- [EXTRACTED RECORDS]:

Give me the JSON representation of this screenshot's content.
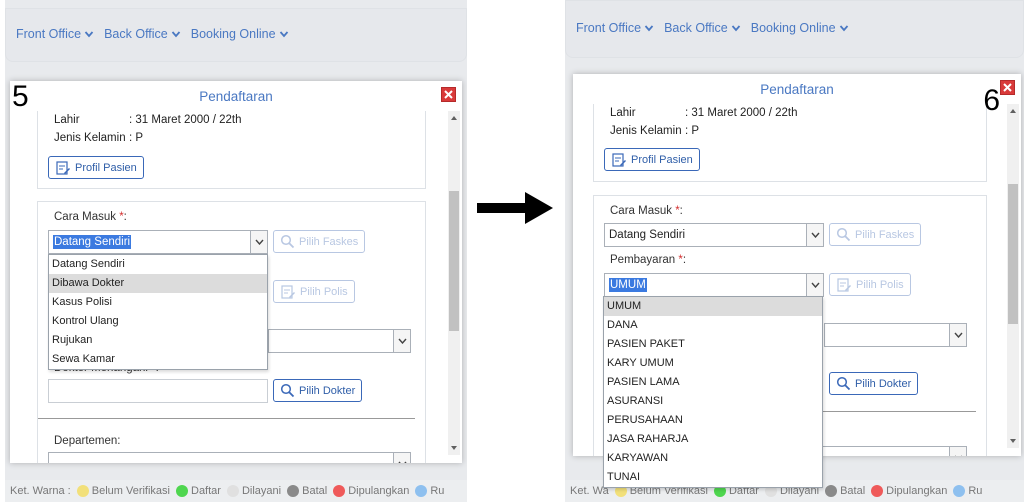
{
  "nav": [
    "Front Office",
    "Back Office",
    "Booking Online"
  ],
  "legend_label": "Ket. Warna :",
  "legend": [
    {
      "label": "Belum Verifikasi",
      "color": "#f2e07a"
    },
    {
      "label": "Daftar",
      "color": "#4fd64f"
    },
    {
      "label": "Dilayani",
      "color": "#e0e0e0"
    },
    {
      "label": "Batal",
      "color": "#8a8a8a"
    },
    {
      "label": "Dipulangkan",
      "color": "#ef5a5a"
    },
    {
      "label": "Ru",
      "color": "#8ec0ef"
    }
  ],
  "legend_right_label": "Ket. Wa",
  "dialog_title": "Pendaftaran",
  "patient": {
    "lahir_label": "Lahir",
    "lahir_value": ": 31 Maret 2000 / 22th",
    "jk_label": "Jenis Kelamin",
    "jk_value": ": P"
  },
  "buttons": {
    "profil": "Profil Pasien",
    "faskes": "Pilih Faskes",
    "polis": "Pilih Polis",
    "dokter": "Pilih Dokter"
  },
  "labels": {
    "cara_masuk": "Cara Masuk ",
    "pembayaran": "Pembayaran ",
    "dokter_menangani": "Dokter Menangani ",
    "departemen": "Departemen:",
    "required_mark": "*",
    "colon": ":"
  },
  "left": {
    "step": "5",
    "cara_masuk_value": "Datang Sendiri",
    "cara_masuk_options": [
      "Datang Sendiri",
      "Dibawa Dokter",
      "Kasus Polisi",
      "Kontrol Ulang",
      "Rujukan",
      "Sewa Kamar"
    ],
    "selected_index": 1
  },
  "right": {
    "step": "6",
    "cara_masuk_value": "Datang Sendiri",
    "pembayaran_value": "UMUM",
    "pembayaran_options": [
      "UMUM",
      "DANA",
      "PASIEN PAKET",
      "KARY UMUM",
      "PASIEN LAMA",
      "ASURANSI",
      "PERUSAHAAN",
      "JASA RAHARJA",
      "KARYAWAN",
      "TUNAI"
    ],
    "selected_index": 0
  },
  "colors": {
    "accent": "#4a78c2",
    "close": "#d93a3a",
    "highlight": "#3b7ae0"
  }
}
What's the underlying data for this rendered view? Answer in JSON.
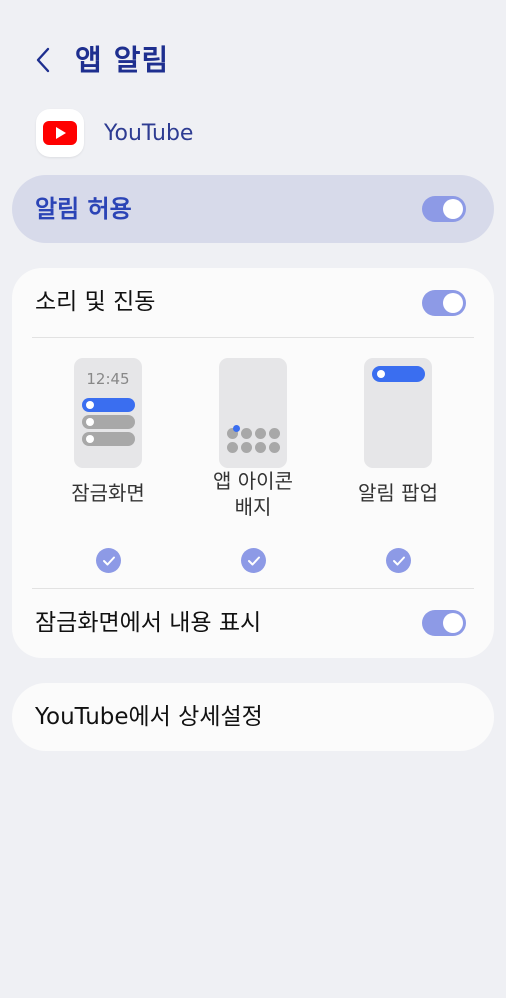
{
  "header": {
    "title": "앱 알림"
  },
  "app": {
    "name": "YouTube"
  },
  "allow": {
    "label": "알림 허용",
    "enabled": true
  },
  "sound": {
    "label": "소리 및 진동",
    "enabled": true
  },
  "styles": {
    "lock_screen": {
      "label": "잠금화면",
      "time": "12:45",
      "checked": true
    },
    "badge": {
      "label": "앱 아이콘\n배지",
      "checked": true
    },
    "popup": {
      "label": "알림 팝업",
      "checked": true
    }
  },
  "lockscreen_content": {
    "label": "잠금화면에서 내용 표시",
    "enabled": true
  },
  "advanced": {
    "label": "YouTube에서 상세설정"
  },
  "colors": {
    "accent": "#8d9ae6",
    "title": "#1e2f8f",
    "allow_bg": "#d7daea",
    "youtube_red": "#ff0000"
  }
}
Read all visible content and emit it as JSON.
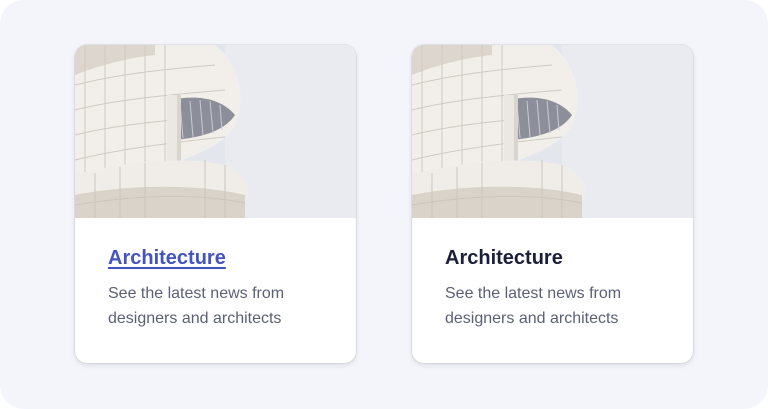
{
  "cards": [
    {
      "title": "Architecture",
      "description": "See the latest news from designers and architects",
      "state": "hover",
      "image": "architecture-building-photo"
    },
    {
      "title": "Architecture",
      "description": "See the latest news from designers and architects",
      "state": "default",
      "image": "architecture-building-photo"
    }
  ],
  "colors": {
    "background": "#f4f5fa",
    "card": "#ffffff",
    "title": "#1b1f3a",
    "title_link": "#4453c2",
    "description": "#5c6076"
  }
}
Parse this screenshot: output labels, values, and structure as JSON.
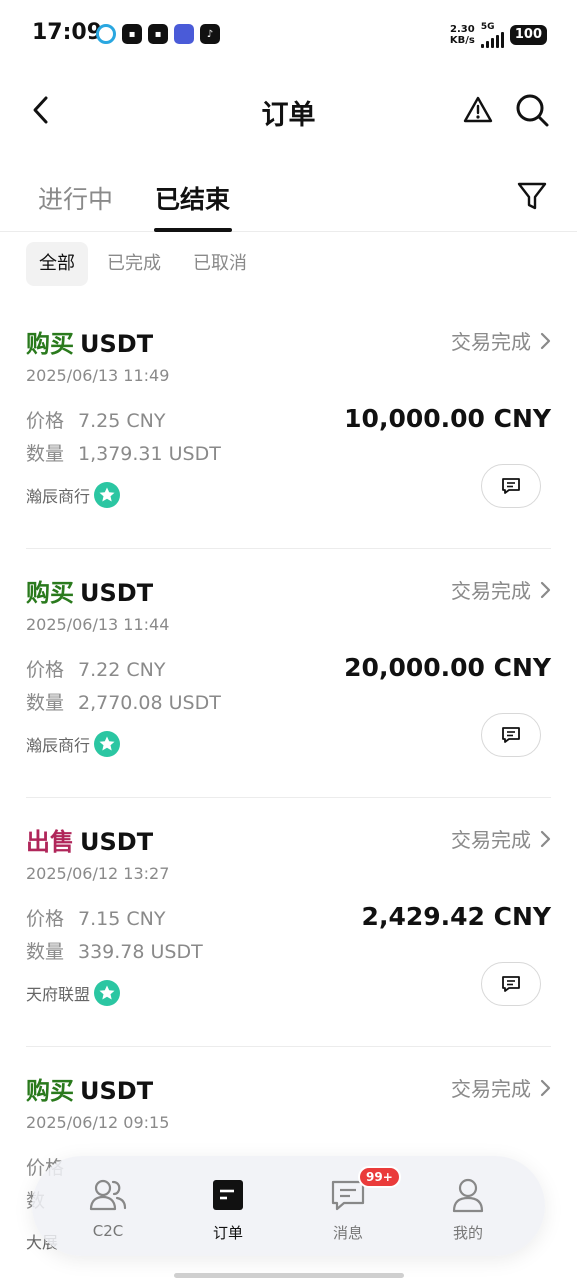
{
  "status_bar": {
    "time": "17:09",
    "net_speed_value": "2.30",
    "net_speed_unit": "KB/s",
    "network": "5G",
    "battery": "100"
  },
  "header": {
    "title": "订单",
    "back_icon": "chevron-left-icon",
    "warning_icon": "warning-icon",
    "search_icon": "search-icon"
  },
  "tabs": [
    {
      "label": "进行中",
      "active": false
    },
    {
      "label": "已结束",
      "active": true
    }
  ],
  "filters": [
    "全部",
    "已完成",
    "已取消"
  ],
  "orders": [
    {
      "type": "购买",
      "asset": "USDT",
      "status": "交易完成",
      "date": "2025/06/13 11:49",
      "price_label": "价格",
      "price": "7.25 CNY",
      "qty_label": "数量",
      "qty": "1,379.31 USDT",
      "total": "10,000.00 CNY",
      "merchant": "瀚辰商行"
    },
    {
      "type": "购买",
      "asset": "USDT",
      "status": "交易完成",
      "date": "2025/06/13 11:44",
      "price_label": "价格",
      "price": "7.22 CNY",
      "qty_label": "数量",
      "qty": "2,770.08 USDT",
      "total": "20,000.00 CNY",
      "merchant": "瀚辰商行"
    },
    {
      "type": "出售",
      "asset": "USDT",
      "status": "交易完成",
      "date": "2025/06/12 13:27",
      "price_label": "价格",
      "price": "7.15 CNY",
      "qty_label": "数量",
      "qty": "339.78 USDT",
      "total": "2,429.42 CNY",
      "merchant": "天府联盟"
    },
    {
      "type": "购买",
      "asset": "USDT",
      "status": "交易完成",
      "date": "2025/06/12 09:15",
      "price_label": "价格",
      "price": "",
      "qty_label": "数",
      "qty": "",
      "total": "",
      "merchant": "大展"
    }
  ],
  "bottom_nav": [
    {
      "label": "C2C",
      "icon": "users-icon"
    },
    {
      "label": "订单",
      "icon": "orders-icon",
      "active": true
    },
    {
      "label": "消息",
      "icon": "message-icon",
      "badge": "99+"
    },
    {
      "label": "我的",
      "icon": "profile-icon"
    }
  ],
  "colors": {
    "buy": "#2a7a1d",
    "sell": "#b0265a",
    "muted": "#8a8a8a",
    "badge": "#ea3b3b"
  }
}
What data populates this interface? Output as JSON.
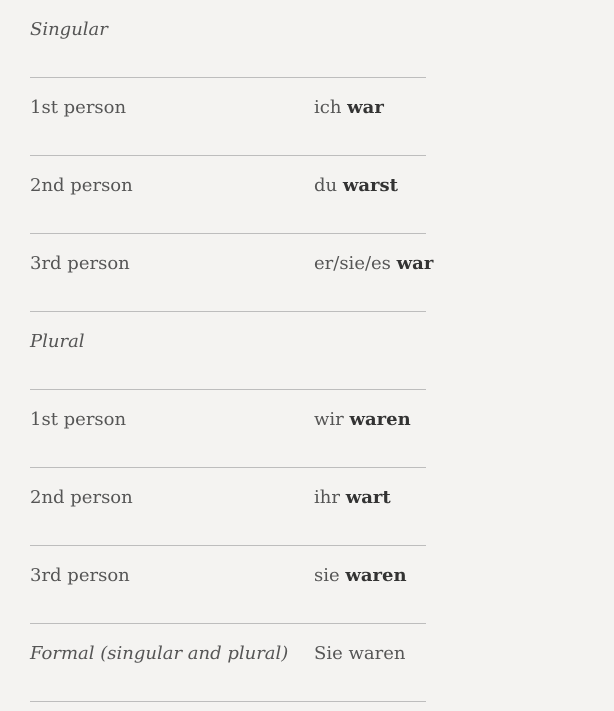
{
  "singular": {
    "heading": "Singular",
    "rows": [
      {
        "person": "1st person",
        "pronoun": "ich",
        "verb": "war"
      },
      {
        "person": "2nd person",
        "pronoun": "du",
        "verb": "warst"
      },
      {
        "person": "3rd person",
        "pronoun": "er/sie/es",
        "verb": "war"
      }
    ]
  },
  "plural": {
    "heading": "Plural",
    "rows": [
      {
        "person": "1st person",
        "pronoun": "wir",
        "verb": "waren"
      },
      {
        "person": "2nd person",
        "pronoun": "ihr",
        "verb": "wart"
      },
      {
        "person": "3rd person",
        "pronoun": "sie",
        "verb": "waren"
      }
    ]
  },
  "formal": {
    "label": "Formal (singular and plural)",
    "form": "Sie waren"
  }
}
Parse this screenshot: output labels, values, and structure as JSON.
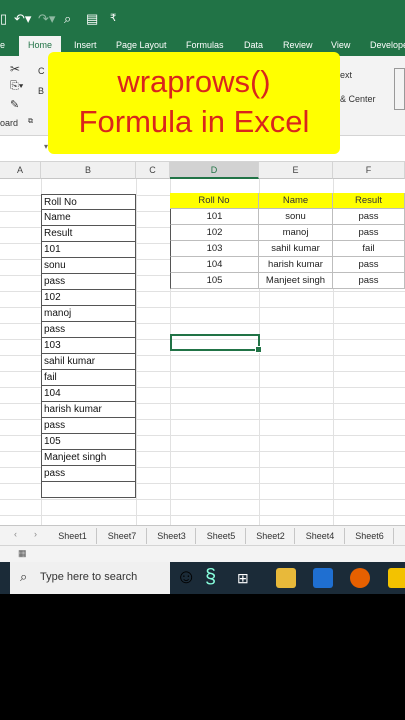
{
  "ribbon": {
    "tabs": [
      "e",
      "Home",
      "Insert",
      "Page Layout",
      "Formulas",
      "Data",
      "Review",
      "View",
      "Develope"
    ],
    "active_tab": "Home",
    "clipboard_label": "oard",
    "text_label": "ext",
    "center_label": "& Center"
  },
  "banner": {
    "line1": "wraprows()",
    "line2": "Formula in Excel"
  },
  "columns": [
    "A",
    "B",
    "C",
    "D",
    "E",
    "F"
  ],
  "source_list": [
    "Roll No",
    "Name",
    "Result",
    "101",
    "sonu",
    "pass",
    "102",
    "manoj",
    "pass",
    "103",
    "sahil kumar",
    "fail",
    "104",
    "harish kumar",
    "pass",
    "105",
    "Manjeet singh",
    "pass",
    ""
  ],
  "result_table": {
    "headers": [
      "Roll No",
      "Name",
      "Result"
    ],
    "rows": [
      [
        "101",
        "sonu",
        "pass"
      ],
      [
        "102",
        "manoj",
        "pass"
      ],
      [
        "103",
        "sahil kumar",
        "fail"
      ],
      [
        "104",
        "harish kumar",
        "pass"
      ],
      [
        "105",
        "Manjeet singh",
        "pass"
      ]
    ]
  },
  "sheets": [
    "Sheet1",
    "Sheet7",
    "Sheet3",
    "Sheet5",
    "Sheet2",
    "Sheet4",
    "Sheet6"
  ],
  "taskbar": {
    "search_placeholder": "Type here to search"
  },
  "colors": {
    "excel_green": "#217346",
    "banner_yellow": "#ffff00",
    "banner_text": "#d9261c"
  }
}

- [GIVEN INSTRUCTION]: Look above for lines with the word "date" and copy them all.

- [RESULT OF THE TASK]:
      "date": "2025/06/13 11:49",
      "date": "2025/06/13 11:44",
      "date": "2025/06/12 13:27",
      "date": "2025/06/12 09:15",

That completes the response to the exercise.